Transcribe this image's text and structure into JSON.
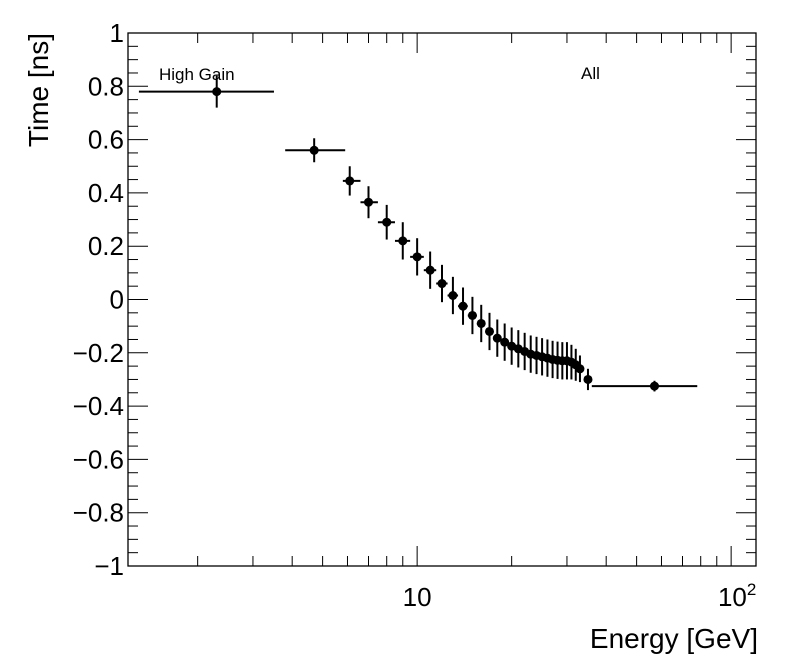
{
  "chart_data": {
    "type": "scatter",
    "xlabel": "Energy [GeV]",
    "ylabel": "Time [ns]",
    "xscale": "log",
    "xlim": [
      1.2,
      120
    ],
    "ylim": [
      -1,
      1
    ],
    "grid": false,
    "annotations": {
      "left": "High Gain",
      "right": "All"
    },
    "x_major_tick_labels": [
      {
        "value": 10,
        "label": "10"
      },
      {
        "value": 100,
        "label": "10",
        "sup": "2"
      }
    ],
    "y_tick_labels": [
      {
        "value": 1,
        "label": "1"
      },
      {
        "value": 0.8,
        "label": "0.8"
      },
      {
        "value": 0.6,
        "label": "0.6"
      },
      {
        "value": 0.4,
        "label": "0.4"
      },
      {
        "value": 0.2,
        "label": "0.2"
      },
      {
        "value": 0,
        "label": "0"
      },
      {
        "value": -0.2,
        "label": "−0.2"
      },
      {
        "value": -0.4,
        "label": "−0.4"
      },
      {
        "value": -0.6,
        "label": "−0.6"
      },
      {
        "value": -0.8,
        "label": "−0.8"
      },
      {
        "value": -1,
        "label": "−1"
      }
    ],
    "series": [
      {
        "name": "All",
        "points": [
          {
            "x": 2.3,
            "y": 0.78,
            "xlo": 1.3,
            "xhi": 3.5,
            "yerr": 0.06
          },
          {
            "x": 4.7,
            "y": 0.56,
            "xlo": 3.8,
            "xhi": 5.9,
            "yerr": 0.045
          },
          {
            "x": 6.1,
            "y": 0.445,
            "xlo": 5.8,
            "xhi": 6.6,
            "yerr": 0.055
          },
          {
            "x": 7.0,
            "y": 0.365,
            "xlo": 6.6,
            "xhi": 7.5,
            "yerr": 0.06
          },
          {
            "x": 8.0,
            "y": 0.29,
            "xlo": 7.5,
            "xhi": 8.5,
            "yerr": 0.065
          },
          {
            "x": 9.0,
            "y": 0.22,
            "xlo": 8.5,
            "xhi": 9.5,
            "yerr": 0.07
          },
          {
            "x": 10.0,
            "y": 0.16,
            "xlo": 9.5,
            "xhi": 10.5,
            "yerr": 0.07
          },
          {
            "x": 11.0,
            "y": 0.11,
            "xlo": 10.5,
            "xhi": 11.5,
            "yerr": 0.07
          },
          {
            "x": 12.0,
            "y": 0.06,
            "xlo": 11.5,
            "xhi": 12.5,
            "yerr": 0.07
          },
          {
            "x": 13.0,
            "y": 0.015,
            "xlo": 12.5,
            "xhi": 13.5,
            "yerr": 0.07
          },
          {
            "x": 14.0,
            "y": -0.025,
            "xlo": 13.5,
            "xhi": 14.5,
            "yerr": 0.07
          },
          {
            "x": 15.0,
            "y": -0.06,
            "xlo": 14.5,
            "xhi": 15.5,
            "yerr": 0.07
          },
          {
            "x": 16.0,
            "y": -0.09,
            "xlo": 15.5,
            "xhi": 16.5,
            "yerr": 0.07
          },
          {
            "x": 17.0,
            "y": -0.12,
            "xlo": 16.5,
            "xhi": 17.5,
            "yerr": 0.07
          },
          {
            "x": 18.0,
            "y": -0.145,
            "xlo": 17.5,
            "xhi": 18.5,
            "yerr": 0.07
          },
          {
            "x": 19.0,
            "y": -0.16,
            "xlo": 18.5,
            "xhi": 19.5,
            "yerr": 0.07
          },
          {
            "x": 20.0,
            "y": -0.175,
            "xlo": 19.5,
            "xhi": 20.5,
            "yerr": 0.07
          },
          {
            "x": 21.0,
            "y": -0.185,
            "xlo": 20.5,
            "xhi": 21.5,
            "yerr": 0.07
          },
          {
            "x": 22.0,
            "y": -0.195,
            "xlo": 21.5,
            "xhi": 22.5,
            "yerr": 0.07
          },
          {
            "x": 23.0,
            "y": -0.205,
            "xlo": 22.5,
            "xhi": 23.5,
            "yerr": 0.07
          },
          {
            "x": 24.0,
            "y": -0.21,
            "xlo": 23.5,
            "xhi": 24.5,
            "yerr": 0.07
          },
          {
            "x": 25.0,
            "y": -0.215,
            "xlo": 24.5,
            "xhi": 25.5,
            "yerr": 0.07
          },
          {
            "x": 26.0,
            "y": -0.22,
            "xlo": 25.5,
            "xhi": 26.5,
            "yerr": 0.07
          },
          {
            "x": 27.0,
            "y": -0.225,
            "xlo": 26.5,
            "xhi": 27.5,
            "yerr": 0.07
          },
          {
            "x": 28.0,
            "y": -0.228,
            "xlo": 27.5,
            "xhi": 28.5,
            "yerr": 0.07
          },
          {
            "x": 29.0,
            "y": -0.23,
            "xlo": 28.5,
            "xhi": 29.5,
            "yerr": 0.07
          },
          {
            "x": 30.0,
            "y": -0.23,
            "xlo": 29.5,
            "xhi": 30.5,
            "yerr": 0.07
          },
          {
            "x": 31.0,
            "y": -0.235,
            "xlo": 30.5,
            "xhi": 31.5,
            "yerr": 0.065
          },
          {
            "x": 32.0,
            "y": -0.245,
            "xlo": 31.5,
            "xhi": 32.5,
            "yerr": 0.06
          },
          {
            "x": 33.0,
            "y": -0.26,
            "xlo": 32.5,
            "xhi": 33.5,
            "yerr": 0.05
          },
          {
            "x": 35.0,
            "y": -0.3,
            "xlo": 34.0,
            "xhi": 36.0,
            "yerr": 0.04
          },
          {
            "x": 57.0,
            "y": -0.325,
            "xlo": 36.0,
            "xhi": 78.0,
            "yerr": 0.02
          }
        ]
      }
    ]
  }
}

------------------------

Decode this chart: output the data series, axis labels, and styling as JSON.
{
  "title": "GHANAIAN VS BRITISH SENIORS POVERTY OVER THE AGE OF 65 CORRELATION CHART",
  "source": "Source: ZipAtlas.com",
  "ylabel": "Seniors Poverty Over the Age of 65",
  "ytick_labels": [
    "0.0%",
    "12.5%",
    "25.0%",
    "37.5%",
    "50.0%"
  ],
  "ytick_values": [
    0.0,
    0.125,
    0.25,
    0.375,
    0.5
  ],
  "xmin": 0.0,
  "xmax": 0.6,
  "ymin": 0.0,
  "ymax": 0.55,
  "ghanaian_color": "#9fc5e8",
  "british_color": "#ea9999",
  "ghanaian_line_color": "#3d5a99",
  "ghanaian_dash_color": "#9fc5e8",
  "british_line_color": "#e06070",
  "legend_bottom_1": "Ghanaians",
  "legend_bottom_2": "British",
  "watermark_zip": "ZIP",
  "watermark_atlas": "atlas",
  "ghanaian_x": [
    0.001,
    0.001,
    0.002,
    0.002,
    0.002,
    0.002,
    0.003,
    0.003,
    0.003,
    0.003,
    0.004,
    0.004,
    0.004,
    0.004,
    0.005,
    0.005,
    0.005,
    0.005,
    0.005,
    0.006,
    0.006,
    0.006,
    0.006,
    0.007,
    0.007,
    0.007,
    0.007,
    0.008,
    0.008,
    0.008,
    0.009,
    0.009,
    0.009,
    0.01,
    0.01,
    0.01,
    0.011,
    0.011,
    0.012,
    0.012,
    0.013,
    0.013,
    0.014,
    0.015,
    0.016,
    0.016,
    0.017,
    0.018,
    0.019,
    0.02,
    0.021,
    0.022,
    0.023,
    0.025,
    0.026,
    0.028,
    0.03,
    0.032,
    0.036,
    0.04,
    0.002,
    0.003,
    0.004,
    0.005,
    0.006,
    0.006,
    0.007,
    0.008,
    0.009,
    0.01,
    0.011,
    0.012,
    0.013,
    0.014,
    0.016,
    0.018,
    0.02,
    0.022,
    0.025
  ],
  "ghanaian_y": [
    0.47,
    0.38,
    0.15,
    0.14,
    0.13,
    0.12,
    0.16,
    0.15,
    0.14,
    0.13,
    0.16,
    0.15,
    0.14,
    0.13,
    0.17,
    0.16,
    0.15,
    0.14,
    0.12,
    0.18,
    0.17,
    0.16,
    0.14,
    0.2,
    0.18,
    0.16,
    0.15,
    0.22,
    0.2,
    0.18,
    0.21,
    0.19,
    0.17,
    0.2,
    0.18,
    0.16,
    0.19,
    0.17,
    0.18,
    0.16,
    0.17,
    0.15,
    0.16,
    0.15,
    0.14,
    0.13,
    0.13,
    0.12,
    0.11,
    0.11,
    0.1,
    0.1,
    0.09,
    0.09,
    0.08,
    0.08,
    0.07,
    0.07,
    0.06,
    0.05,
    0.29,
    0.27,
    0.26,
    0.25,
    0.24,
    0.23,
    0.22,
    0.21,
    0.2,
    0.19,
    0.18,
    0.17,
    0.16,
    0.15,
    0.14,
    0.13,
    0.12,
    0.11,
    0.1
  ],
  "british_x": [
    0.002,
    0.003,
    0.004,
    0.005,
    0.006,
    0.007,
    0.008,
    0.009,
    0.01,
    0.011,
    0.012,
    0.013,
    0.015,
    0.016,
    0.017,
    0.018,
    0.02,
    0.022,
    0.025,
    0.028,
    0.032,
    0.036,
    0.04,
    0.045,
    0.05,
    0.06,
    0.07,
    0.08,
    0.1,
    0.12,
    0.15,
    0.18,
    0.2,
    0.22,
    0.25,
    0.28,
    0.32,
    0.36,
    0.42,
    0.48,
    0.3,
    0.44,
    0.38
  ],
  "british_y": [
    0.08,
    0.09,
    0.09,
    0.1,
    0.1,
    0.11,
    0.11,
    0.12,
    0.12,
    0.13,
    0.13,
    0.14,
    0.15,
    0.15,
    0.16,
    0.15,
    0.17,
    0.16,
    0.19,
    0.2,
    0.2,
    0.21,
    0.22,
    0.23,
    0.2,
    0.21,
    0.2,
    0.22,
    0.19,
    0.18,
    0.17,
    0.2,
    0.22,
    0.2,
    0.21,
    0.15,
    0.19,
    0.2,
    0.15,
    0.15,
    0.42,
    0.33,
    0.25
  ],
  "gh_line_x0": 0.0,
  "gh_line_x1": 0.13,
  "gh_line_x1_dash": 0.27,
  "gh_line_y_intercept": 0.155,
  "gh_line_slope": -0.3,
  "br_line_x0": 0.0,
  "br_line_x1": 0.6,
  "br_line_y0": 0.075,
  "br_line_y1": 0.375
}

------------------------

- Exercise goal
Above are the records; copy every line in them that holds the word "this".

- The answer
Transcribe this image's text and structure into JSON.
Decode this chart: output the data series, axis labels, and styling as JSON.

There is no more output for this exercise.